From 3437ac691a95ccca7fd92dab59fd512c6aa7f682 Mon Sep 17 00:00:00 2001
From: Max Forbes <maxforbes@google.com>
Date: Thu, 7 May 2015 17:41:22 -0700
Subject: [PATCH] Rolling node upgrade

---
 cluster/gce/coreos/helper.sh |  9 ++++-
 cluster/gce/debian/helper.sh |  9 ++++-
 cluster/gce/upgrade.sh       | 65 ++++++++++++++++++++++++++++++++----
 cluster/gce/util.sh          | 15 +++++++--
 4 files changed, 87 insertions(+), 11 deletions(-)

diff --git a/cluster/gce/coreos/helper.sh b/cluster/gce/coreos/helper.sh
index a5c63c5ef2..8bf190b44b 100644
--- a/cluster/gce/coreos/helper.sh
+++ b/cluster/gce/coreos/helper.sh
@@ -129,8 +129,15 @@ function create-master-instance {
 
 # TODO(dawnchen): Check $CONTAINER_RUNTIME to decide which
 # cloud_config yaml file should be passed
+# TODO(mbforbes): Make $1 required.
+# TODO(mbforbes): Document required vars (for this and call chain).

WHAT THE EXERCISE ASKS:
List every file path that the patch's change summary reports as modified.

SUPPLIED RECORDS:

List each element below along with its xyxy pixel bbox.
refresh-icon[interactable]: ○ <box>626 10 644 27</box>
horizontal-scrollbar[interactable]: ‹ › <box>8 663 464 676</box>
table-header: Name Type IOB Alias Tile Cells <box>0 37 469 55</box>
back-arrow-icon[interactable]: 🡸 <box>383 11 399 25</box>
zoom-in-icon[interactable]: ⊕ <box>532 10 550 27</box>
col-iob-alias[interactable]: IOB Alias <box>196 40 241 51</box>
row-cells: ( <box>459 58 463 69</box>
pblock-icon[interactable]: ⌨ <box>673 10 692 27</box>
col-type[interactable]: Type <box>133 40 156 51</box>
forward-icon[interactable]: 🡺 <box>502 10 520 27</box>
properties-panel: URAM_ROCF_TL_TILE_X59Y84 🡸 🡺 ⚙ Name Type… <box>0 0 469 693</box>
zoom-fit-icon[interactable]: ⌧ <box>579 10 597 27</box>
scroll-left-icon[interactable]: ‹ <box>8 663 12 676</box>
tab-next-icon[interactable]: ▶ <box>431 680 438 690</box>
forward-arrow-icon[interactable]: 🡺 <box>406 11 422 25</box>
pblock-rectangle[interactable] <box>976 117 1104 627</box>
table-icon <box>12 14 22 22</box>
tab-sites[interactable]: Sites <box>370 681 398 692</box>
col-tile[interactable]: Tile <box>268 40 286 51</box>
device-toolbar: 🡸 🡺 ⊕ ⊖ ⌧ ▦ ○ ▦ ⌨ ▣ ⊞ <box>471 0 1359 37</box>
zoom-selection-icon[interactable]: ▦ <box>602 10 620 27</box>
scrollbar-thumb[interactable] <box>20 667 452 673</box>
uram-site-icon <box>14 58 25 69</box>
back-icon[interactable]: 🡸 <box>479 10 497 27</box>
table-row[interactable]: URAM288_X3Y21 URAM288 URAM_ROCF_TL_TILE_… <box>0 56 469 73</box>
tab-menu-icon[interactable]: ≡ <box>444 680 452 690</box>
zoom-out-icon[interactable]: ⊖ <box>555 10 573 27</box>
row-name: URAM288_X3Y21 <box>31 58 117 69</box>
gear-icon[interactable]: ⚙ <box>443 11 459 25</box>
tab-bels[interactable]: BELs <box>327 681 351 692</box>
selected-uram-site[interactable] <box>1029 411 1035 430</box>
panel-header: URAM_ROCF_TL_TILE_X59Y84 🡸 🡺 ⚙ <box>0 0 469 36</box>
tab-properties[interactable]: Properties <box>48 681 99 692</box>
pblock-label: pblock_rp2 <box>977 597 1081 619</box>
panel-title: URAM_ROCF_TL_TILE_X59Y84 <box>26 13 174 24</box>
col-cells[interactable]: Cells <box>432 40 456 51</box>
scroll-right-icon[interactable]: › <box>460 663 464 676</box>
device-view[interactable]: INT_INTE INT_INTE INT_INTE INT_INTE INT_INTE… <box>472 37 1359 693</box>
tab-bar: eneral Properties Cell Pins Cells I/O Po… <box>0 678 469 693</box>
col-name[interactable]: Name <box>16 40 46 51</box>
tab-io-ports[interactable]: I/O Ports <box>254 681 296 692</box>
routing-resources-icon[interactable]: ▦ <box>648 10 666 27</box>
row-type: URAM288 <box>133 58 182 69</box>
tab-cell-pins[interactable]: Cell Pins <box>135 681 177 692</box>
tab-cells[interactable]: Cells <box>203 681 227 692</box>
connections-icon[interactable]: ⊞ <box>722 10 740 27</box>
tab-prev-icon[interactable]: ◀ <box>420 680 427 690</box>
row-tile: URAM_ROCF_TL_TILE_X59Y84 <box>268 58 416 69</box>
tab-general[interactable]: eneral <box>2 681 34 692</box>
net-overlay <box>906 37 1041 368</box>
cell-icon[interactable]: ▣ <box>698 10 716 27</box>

RESPONSE AREA:
cluster/gce/coreos/helper.sh
cluster/gce/debian/helper.sh
cluster/gce/upgrade.sh
cluster/gce/util.sh